**TASK OBJECTIVE**
Find and return each line containing "count".

**INPUT**
========================

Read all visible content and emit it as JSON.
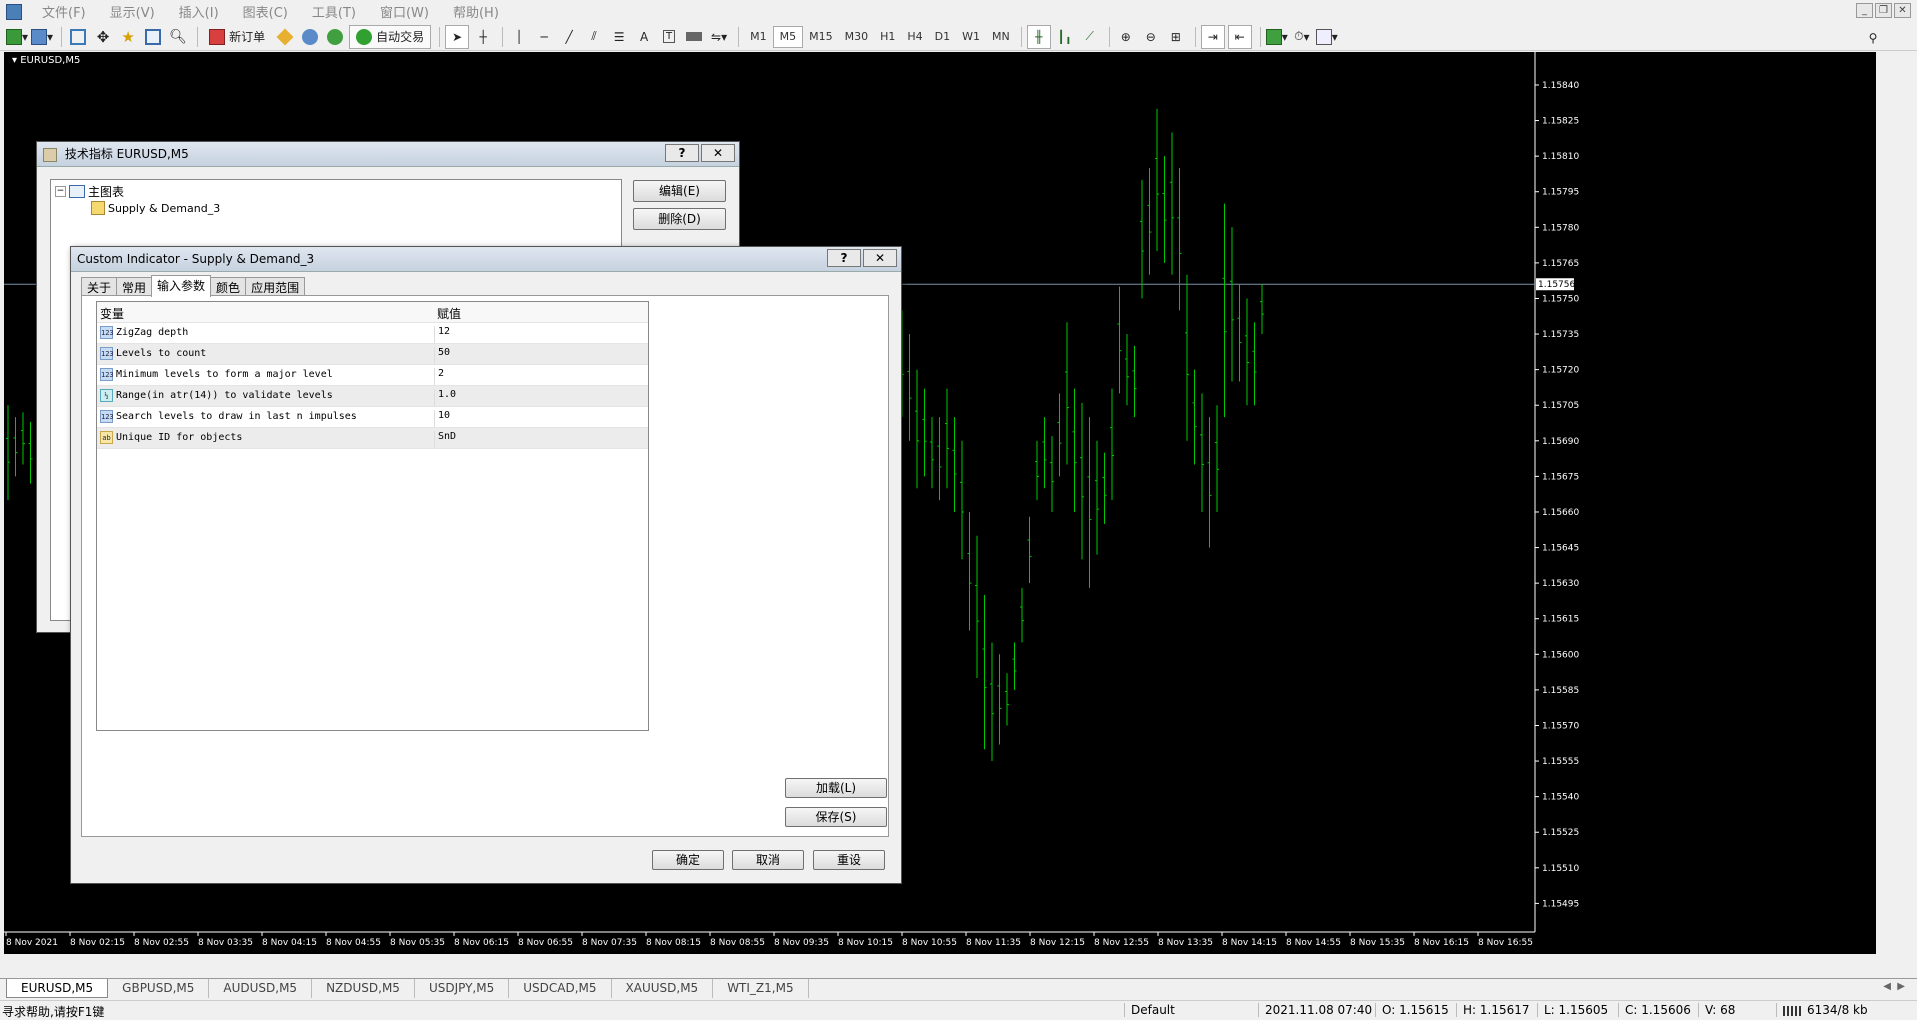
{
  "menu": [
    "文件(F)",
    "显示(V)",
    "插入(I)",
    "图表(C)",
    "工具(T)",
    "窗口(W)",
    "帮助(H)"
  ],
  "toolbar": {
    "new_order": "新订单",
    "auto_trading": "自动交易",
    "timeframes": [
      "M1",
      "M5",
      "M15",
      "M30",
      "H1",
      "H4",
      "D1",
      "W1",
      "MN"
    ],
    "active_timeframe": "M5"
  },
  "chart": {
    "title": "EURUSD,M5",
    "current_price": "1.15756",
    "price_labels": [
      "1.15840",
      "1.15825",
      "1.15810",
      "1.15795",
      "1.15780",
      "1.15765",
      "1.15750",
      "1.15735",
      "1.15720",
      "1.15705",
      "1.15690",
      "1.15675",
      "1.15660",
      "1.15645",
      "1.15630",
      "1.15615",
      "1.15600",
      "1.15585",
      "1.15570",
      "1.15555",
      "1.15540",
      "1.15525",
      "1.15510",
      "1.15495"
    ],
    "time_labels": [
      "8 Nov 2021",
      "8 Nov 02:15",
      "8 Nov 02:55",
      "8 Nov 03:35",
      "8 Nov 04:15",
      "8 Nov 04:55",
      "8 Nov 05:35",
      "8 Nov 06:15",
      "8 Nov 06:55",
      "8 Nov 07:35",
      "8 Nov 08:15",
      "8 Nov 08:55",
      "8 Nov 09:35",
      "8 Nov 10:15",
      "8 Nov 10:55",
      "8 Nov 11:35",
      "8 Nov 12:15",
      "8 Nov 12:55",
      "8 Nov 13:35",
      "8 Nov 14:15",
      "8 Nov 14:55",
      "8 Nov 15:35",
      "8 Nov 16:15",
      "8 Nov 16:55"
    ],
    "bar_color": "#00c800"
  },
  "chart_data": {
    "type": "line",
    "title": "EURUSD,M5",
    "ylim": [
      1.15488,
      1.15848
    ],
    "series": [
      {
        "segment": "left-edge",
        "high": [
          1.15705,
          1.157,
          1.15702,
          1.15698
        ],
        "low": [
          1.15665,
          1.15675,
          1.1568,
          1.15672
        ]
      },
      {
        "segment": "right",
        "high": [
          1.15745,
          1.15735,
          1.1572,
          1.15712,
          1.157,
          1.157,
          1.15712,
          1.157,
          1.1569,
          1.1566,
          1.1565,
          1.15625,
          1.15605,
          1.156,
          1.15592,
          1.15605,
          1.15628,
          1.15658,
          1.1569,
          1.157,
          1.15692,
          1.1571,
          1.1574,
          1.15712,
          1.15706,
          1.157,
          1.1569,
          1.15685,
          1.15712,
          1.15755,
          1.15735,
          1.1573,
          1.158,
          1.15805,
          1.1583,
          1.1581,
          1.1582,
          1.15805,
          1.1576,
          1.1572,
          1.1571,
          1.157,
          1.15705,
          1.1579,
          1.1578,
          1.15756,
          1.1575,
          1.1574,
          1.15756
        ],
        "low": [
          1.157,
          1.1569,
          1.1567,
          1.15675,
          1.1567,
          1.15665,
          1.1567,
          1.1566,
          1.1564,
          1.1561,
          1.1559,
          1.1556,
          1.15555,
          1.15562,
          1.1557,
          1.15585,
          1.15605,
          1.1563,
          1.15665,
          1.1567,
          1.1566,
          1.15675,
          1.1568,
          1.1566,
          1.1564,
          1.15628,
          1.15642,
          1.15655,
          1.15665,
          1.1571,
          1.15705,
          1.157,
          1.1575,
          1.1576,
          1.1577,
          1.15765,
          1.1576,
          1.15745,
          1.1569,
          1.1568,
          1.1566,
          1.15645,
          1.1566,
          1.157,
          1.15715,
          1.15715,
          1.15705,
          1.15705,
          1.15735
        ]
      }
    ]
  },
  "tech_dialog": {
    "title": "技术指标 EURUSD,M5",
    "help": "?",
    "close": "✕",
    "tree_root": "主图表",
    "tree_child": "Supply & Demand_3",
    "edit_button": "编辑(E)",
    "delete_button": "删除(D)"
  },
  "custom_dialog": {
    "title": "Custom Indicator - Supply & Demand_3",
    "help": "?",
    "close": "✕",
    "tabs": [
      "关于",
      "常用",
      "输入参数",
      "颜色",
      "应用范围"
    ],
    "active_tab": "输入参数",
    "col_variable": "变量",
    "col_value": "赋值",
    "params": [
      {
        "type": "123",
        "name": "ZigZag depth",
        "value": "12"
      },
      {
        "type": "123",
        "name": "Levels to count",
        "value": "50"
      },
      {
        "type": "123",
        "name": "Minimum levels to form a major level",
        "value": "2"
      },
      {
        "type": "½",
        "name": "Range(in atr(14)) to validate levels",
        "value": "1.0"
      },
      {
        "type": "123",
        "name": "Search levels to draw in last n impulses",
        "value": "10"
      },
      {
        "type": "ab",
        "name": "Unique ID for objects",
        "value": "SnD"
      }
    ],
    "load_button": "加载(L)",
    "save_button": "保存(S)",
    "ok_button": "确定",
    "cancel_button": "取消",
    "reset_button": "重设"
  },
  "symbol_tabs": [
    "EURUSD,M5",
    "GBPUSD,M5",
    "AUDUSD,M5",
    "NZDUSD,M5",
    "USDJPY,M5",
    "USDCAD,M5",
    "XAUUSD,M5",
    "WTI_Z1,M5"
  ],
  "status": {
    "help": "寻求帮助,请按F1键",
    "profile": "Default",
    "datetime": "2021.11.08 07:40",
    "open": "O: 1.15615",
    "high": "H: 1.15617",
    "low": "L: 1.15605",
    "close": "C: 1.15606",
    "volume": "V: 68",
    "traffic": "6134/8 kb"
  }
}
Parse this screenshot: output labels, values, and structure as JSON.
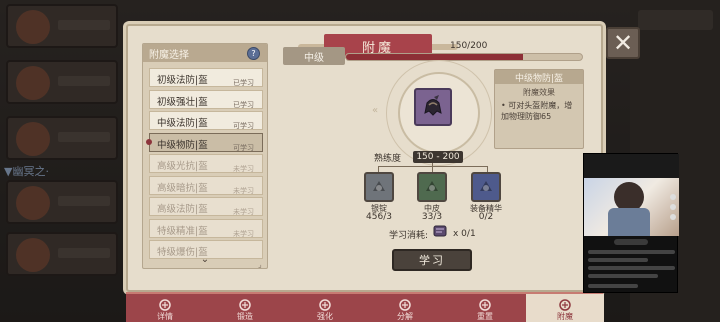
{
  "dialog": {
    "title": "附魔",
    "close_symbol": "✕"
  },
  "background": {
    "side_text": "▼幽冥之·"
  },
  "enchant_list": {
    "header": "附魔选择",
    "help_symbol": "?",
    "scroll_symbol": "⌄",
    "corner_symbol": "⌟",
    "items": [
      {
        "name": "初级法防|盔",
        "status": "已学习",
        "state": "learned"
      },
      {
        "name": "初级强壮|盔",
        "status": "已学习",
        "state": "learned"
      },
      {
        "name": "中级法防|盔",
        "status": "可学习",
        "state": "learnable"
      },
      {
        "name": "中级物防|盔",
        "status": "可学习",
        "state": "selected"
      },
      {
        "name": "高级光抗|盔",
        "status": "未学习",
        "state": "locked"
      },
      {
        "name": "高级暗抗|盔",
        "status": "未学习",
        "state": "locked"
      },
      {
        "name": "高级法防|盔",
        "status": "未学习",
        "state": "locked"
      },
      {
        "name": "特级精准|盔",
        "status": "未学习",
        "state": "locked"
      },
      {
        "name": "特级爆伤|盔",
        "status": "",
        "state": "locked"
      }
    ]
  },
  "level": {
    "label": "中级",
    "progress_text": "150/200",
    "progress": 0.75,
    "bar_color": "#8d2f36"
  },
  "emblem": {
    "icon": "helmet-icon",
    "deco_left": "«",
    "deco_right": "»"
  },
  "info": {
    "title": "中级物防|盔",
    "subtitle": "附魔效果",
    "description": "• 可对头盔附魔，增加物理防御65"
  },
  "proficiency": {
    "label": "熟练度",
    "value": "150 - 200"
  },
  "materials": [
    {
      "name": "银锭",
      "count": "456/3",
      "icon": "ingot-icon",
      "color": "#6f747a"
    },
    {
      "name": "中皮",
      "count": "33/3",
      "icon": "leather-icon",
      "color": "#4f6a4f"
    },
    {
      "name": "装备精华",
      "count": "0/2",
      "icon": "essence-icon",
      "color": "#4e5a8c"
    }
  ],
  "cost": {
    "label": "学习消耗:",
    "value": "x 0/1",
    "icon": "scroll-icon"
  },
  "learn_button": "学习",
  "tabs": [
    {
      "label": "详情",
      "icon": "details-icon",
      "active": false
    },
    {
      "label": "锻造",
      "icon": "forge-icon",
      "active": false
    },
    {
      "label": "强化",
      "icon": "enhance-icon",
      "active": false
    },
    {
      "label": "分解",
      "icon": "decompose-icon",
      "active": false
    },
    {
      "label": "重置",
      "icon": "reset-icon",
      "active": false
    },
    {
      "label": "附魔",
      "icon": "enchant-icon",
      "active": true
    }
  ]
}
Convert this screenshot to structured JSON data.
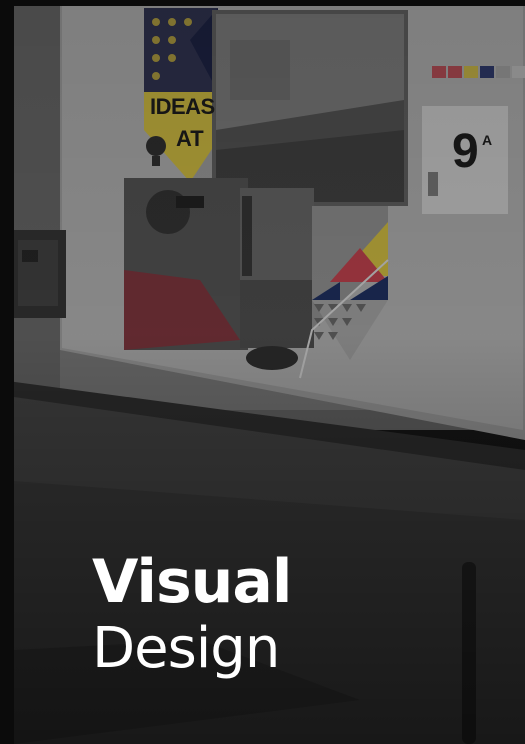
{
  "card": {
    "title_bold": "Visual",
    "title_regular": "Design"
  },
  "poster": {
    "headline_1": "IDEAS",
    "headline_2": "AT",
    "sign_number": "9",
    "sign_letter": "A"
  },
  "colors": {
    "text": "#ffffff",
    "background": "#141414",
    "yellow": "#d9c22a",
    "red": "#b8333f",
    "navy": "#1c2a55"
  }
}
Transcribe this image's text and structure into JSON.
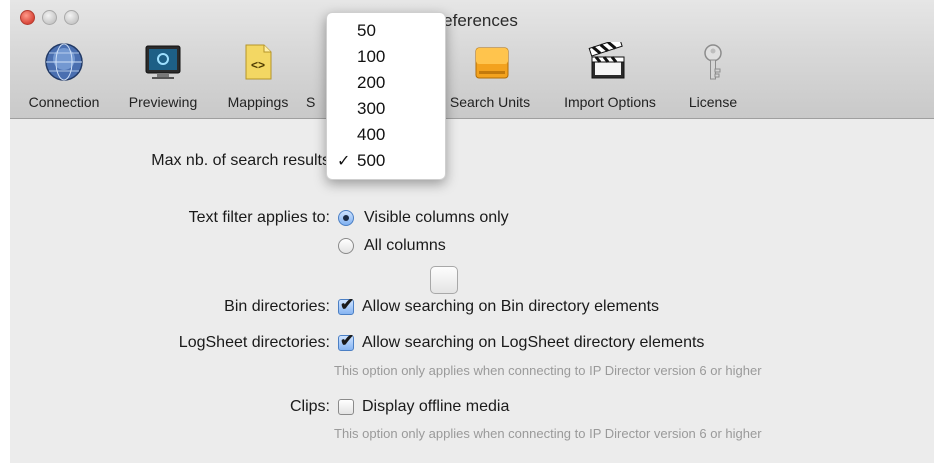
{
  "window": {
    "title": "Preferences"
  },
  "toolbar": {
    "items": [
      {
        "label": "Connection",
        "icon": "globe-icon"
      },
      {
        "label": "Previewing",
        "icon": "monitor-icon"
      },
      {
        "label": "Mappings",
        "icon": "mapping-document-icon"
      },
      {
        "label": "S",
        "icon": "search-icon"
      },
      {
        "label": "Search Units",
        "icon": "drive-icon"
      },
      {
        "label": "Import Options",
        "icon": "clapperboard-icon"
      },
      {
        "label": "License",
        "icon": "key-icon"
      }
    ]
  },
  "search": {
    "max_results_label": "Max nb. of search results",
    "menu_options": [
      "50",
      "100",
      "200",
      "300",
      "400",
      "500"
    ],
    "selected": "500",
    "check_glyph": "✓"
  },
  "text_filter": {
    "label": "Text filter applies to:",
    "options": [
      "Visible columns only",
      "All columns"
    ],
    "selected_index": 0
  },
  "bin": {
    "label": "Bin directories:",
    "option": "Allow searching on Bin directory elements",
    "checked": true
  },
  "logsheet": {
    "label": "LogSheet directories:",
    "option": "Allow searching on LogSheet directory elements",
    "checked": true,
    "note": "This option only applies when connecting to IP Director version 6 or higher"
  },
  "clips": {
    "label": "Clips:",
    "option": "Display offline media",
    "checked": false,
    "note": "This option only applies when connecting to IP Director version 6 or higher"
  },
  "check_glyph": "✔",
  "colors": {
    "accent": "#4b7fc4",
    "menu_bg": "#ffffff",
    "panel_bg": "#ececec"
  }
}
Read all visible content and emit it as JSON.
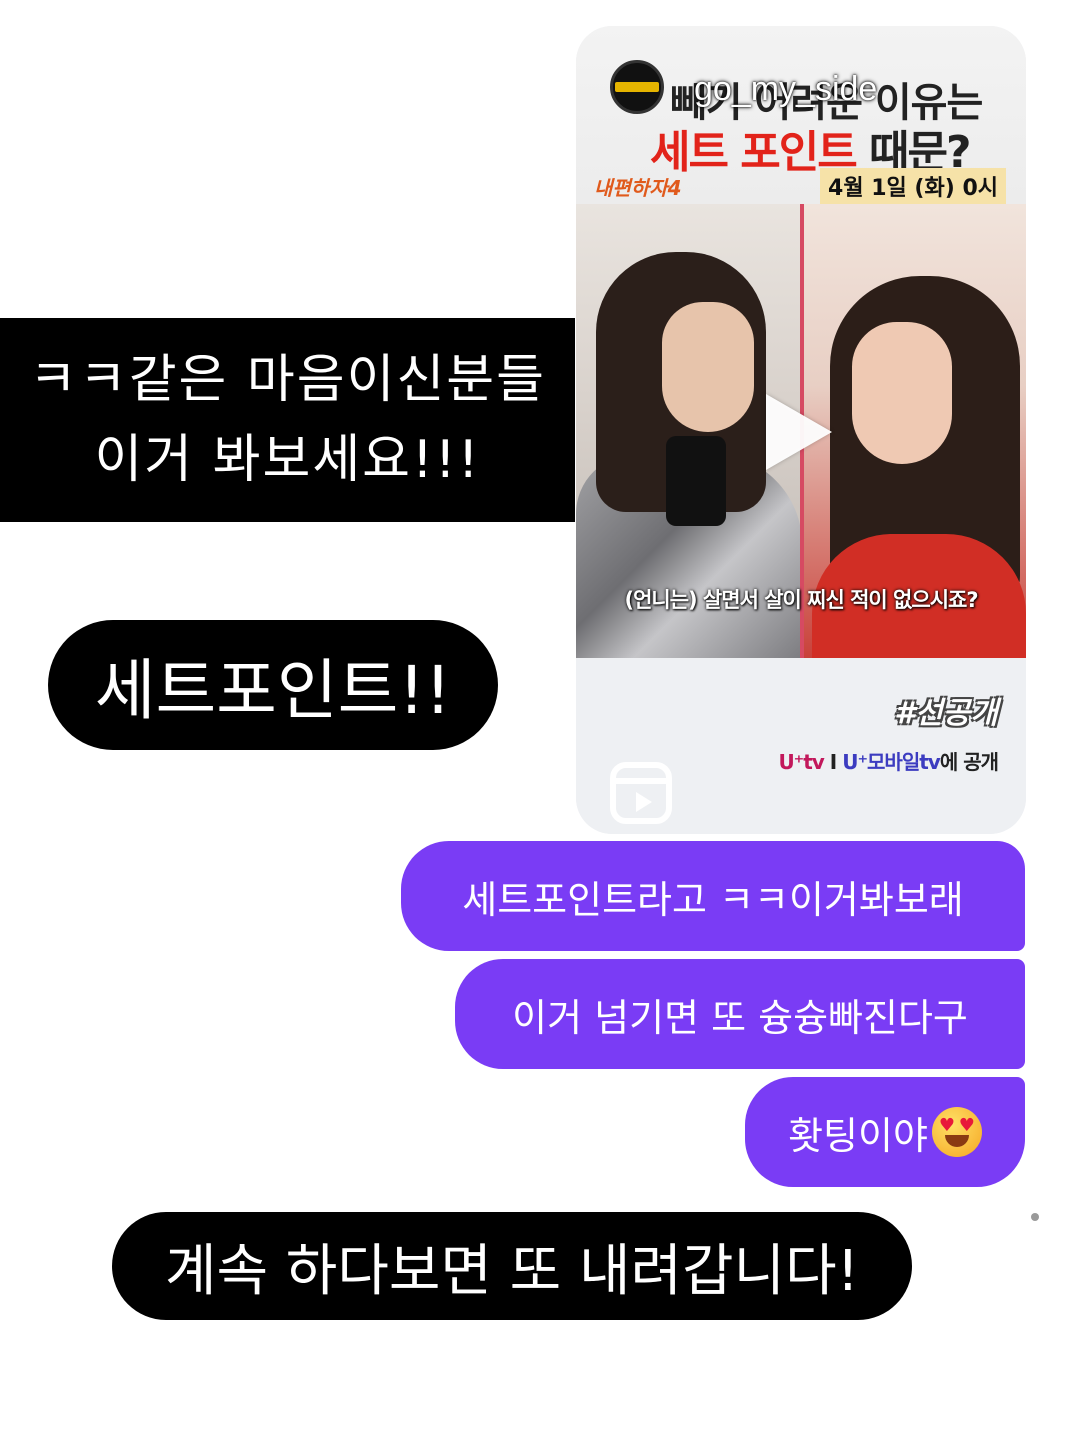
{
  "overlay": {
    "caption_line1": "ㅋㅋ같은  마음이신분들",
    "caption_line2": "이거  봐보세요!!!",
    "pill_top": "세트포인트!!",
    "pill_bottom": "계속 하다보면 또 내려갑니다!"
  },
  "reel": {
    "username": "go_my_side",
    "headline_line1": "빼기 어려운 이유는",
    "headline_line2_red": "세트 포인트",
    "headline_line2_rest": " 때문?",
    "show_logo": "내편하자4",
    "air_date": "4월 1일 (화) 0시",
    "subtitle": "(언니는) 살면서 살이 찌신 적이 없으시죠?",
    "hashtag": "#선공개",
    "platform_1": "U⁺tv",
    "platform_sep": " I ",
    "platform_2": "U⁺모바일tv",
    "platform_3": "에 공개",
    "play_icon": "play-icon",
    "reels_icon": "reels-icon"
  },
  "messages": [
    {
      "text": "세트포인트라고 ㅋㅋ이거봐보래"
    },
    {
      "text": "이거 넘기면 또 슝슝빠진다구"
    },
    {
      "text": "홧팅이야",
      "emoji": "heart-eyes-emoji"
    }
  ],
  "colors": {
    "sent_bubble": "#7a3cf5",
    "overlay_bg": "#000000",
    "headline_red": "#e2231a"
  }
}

========================

**FINISHED TASK**
        "name": "Levels to count",
      "count": "456/3",
      "count": "33/3",
      "count": "0/2",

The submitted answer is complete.